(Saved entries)
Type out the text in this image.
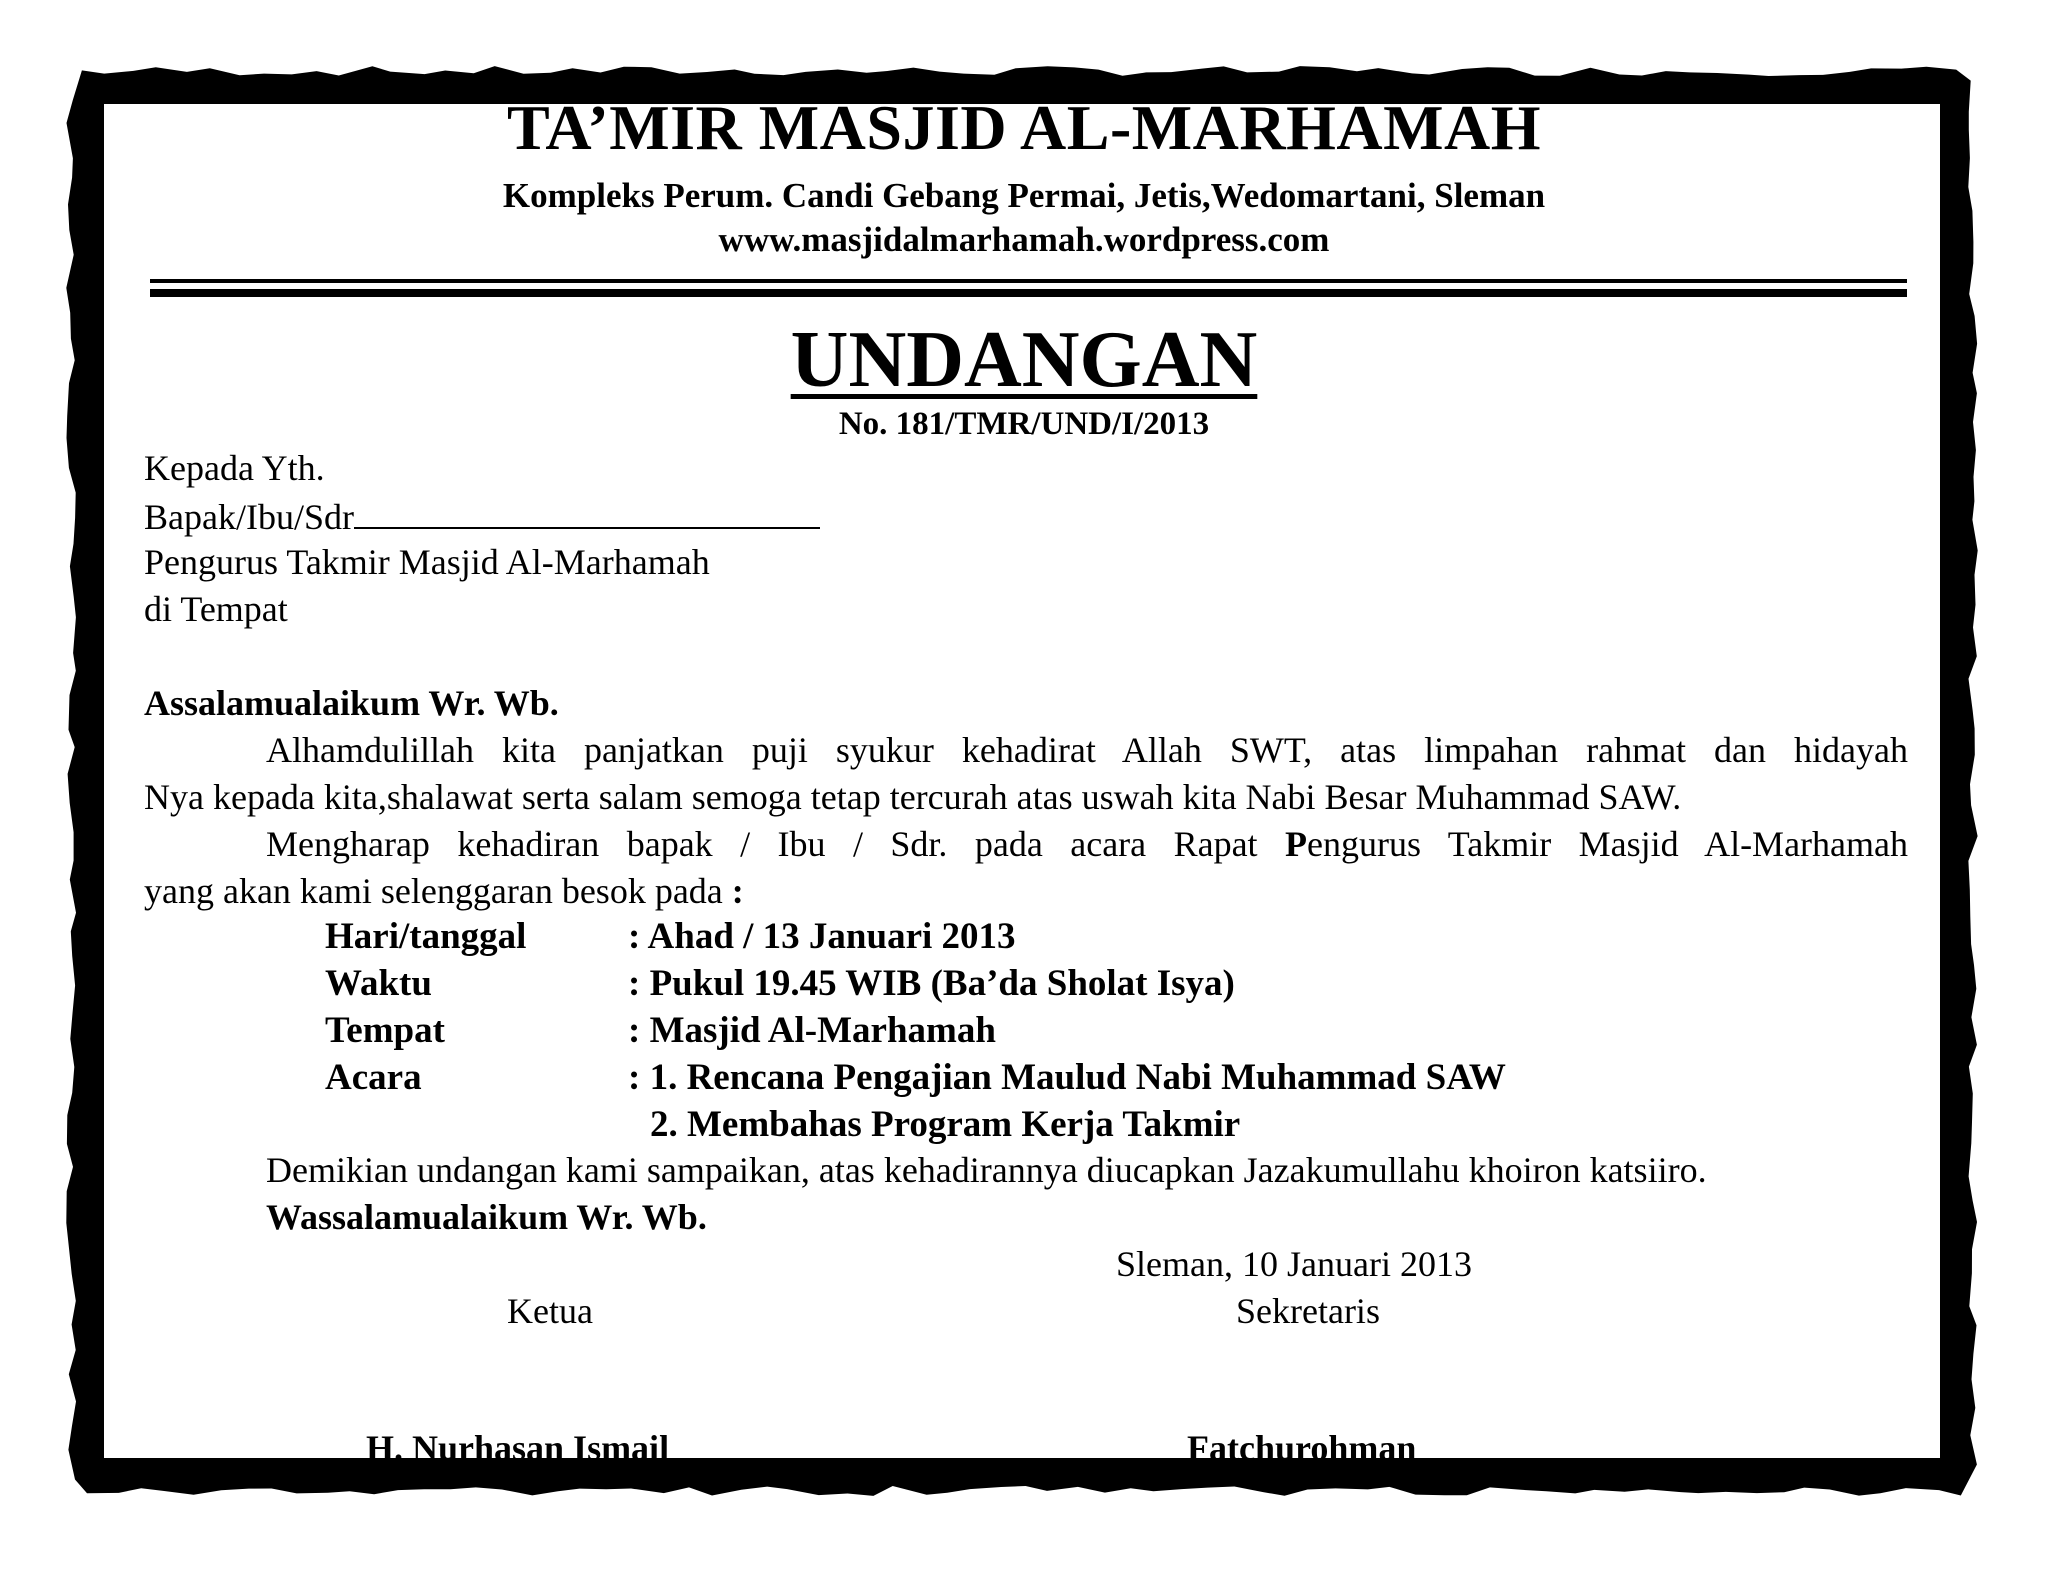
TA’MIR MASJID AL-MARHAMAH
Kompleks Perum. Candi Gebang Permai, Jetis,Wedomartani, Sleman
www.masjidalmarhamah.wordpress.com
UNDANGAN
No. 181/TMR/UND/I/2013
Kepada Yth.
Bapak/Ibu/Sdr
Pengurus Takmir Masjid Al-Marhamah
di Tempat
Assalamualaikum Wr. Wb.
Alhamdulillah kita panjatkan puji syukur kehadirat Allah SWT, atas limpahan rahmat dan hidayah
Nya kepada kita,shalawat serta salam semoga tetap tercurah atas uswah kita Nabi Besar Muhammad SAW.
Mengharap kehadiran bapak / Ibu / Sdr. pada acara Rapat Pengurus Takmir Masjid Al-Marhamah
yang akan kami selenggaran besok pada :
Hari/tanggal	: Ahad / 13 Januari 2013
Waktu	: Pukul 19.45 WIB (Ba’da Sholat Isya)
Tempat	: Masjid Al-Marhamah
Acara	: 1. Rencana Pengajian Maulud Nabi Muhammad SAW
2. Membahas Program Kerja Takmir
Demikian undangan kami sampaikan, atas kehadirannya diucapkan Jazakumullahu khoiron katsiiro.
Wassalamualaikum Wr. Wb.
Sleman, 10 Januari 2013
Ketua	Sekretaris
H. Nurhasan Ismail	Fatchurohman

...

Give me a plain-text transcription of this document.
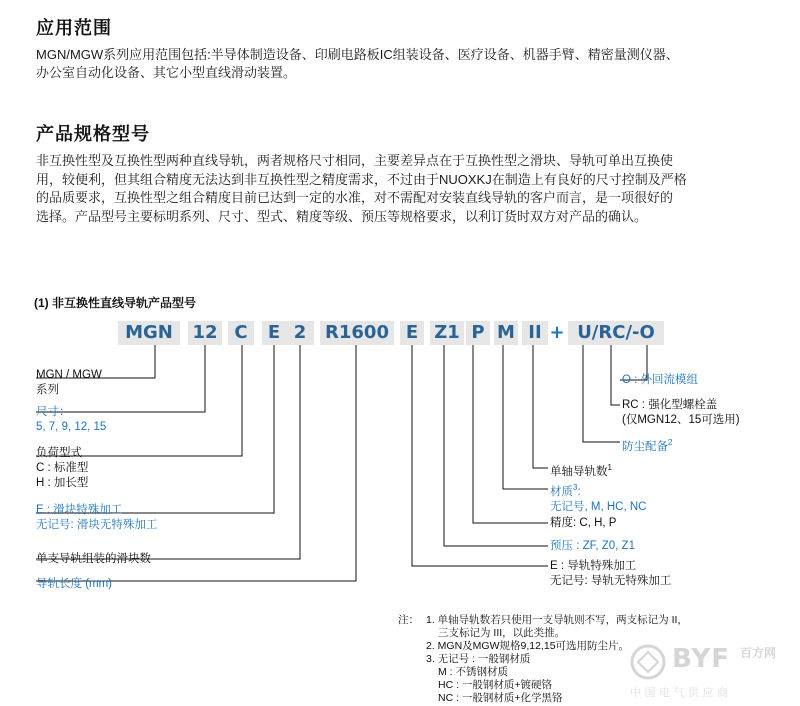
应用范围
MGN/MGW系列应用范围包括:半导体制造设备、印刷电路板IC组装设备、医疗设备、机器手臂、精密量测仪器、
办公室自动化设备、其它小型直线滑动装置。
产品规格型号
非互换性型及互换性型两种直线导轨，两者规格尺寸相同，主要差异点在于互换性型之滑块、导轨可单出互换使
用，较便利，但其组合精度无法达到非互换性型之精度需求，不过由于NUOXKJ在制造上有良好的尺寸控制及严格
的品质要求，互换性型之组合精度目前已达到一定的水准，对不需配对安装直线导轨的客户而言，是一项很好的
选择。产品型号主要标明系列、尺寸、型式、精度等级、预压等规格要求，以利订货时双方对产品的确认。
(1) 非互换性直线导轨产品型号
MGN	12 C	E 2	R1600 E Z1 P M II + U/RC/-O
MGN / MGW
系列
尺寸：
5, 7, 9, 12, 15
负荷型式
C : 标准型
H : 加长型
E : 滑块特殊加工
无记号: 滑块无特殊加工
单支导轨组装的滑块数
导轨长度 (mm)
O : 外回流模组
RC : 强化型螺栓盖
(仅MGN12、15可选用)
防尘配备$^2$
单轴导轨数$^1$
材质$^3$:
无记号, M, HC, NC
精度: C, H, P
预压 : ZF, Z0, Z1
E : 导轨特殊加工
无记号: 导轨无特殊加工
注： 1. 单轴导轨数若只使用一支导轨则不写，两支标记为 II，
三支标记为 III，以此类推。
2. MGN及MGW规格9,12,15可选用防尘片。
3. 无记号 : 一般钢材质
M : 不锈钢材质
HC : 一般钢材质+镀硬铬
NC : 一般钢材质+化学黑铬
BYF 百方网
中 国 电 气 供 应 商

### The problem
Pull every line containing "kami" out of the data above.

### Solution to this problem
yang akan kami selenggaran besok pada :
Demikian undangan kami sampaikan, atas kehadirannya diucapkan Jazakumullahu khoiron katsiiro.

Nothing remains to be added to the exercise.